[Some records]
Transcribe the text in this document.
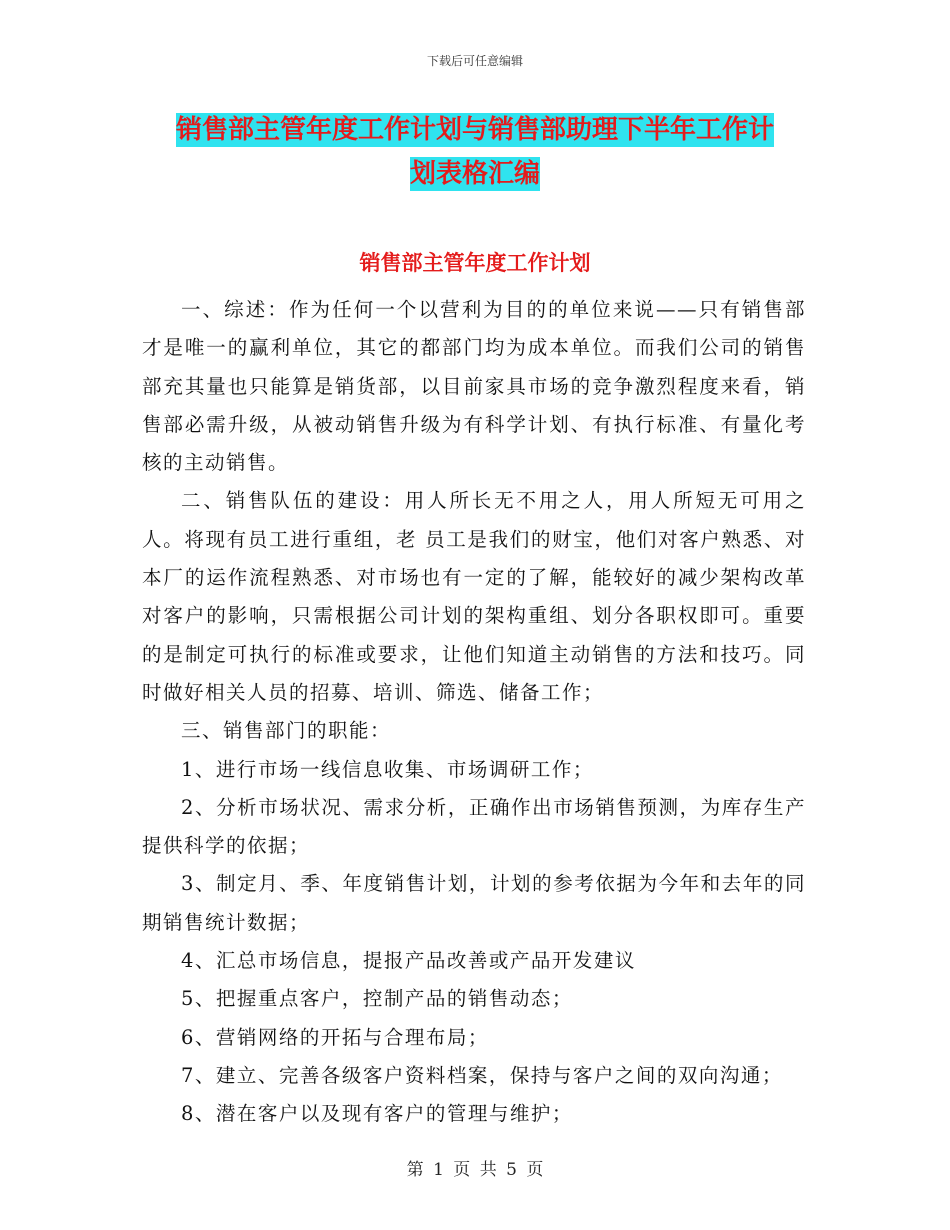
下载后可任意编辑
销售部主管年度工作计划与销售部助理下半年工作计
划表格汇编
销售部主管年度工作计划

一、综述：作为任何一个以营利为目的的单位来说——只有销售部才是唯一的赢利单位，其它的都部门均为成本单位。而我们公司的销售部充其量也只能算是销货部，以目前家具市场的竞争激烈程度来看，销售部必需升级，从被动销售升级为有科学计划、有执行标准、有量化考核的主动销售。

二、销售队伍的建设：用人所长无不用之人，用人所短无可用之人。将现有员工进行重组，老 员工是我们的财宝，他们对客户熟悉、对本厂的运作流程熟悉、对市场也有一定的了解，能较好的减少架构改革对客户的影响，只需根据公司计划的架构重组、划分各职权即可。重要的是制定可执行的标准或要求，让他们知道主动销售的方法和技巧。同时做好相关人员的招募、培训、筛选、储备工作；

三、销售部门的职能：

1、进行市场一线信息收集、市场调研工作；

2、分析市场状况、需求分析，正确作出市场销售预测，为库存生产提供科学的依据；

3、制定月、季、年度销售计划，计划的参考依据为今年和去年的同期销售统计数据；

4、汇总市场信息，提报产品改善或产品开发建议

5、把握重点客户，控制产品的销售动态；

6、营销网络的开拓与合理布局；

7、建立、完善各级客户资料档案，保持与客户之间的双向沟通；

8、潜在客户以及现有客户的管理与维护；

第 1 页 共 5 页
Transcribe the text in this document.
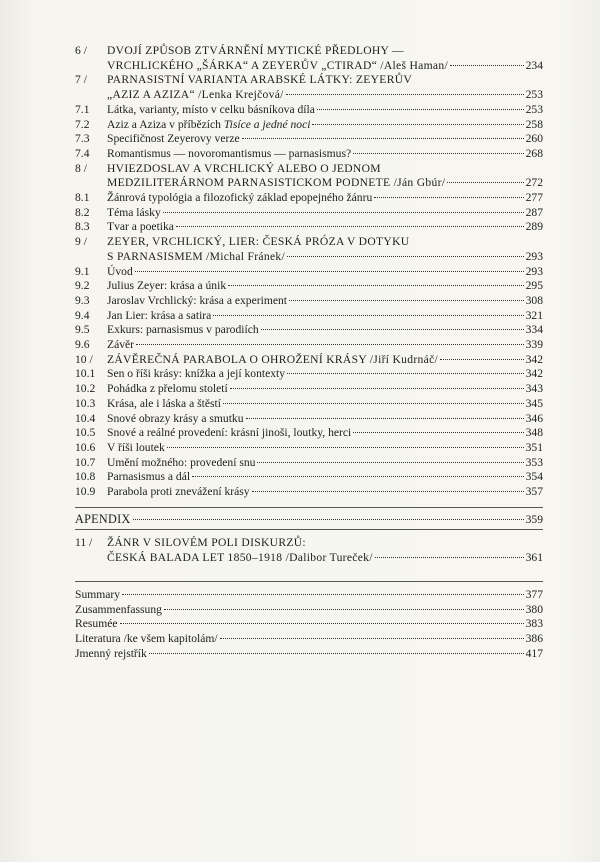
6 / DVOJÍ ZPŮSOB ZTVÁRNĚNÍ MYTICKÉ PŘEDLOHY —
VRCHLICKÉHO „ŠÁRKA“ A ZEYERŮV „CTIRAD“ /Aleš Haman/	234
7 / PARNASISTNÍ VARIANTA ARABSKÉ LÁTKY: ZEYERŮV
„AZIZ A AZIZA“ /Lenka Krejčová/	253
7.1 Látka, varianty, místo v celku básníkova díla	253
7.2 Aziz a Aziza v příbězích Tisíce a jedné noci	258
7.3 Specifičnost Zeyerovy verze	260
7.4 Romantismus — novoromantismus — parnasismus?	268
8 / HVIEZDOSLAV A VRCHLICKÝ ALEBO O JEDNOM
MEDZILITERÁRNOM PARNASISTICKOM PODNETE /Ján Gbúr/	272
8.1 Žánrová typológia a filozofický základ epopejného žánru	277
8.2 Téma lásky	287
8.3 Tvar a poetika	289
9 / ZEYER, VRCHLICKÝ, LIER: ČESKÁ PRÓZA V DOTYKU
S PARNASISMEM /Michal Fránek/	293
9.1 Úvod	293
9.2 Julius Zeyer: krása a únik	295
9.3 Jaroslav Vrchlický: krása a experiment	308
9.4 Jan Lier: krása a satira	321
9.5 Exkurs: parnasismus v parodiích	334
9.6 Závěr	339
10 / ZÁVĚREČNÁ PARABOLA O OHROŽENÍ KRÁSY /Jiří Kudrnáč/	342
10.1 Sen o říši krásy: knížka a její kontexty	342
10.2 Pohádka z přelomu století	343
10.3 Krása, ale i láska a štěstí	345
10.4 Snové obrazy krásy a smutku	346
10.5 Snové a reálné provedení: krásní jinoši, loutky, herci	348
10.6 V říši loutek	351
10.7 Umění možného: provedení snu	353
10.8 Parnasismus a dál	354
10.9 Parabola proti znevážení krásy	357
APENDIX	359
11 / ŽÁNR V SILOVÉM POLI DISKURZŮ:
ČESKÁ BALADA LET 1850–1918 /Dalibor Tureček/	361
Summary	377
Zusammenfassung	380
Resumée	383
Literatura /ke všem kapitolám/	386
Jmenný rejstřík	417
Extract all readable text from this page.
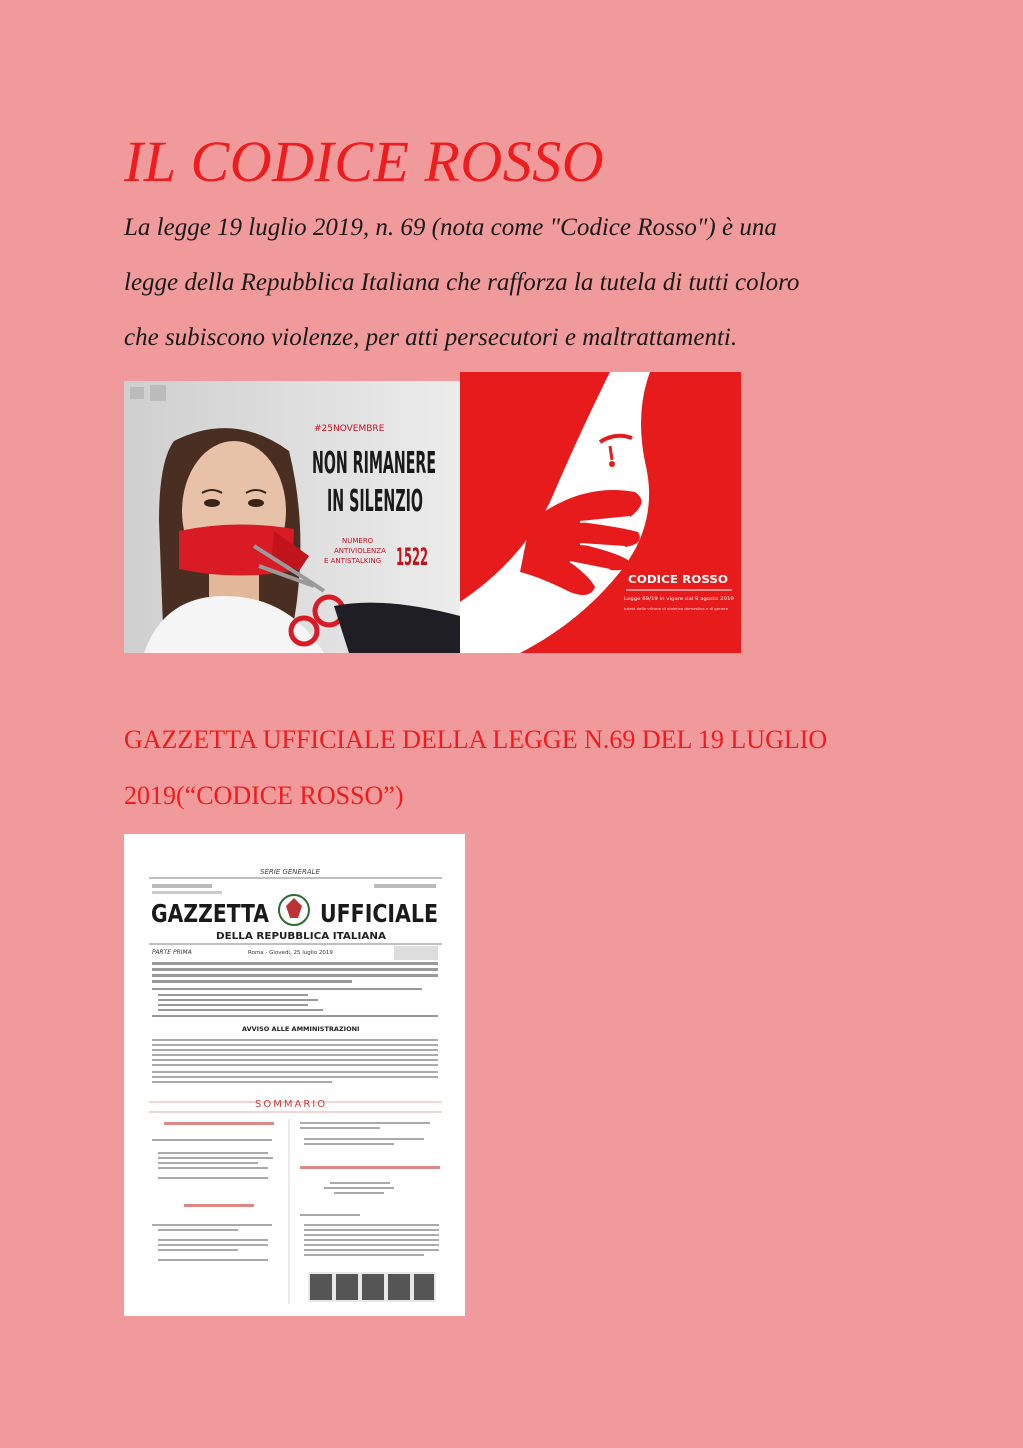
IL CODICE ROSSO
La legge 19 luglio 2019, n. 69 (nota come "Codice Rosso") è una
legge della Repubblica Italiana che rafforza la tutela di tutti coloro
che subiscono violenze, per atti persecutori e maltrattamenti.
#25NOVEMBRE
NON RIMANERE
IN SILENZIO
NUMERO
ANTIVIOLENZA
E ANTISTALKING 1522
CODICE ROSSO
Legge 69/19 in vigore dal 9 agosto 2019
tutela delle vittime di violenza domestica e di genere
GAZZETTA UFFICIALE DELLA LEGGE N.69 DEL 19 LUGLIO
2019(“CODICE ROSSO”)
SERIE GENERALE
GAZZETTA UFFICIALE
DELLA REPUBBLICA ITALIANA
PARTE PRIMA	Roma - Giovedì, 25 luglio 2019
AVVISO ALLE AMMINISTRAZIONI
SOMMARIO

Task objective | Copy each line above precisely, dropping the pictures.

Reply |
Transcribe the text in this document.
下载后可任意编辑
销售部主管年度工作计划与销售部助理下半年工作计
划表格汇编
销售部主管年度工作计划

一、综述：作为任何一个以营利为目的的单位来说——只有销售部才是唯一的赢利单位，其它的都部门均为成本单位。而我们公司的销售部充其量也只能算是销货部，以目前家具市场的竞争激烈程度来看，销售部必需升级，从被动销售升级为有科学计划、有执行标准、有量化考核的主动销售。

二、销售队伍的建设：用人所长无不用之人，用人所短无可用之人。将现有员工进行重组，老 员工是我们的财宝，他们对客户熟悉、对本厂的运作流程熟悉、对市场也有一定的了解，能较好的减少架构改革对客户的影响，只需根据公司计划的架构重组、划分各职权即可。重要的是制定可执行的标准或要求，让他们知道主动销售的方法和技巧。同时做好相关人员的招募、培训、筛选、储备工作；

三、销售部门的职能：

1、进行市场一线信息收集、市场调研工作；

2、分析市场状况、需求分析，正确作出市场销售预测，为库存生产提供科学的依据；

3、制定月、季、年度销售计划，计划的参考依据为今年和去年的同期销售统计数据；

4、汇总市场信息，提报产品改善或产品开发建议

5、把握重点客户，控制产品的销售动态；

6、营销网络的开拓与合理布局；

7、建立、完善各级客户资料档案，保持与客户之间的双向沟通；

8、潜在客户以及现有客户的管理与维护；

第 1 页 共 5 页
Transcribe the text in this document.
6 / DVOJÍ ZPŮSOB ZTVÁRNĚNÍ MYTICKÉ PŘEDLOHY —
VRCHLICKÉHO „ŠÁRKA“ A ZEYERŮV „CTIRAD“ /Aleš Haman/	234
7 / PARNASISTNÍ VARIANTA ARABSKÉ LÁTKY: ZEYERŮV
„AZIZ A AZIZA“ /Lenka Krejčová/	253
7.1 Látka, varianty, místo v celku básníkova díla	253
7.2 Aziz a Aziza v příbězích Tisíce a jedné noci	258
7.3 Specifičnost Zeyerovy verze	260
7.4 Romantismus — novoromantismus — parnasismus?	268
8 / HVIEZDOSLAV A VRCHLICKÝ ALEBO O JEDNOM
MEDZILITERÁRNOM PARNASISTICKOM PODNETE /Ján Gbúr/	272
8.1 Žánrová typológia a filozofický základ epopejného žánru	277
8.2 Téma lásky	287
8.3 Tvar a poetika	289
9 / ZEYER, VRCHLICKÝ, LIER: ČESKÁ PRÓZA V DOTYKU
S PARNASISMEM /Michal Fránek/	293
9.1 Úvod	293
9.2 Julius Zeyer: krása a únik	295
9.3 Jaroslav Vrchlický: krása a experiment	308
9.4 Jan Lier: krása a satira	321
9.5 Exkurs: parnasismus v parodiích	334
9.6 Závěr	339
10 / ZÁVĚREČNÁ PARABOLA O OHROŽENÍ KRÁSY /Jiří Kudrnáč/	342
10.1 Sen o říši krásy: knížka a její kontexty	342
10.2 Pohádka z přelomu století	343
10.3 Krása, ale i láska a štěstí	345
10.4 Snové obrazy krásy a smutku	346
10.5 Snové a reálné provedení: krásní jinoši, loutky, herci	348
10.6 V říši loutek	351
10.7 Umění možného: provedení snu	353
10.8 Parnasismus a dál	354
10.9 Parabola proti znevážení krásy	357
APENDIX	359
11 / ŽÁNR V SILOVÉM POLI DISKURZŮ:
ČESKÁ BALADA LET 1850–1918 /Dalibor Tureček/	361
Summary	377
Zusammenfassung	380
Resumée	383
Literatura /ke všem kapitolám/	386
Jmenný rejstřík	417
Extract all readable text from this page.
IL CODICE ROSSO
La legge 19 luglio 2019, n. 69 (nota come "Codice Rosso") è una
legge della Repubblica Italiana che rafforza la tutela di tutti coloro
che subiscono violenze, per atti persecutori e maltrattamenti.
#25NOVEMBRE
NON RIMANERE
IN SILENZIO
NUMERO
ANTIVIOLENZA
E ANTISTALKING 1522
CODICE ROSSO
Legge 69/19 in vigore dal 9 agosto 2019
tutela delle vittime di violenza domestica e di genere
GAZZETTA UFFICIALE DELLA LEGGE N.69 DEL 19 LUGLIO
2019(“CODICE ROSSO”)
SERIE GENERALE
GAZZETTA UFFICIALE
DELLA REPUBBLICA ITALIANA
PARTE PRIMA	Roma - Giovedì, 25 luglio 2019
AVVISO ALLE AMMINISTRAZIONI
SOMMARIO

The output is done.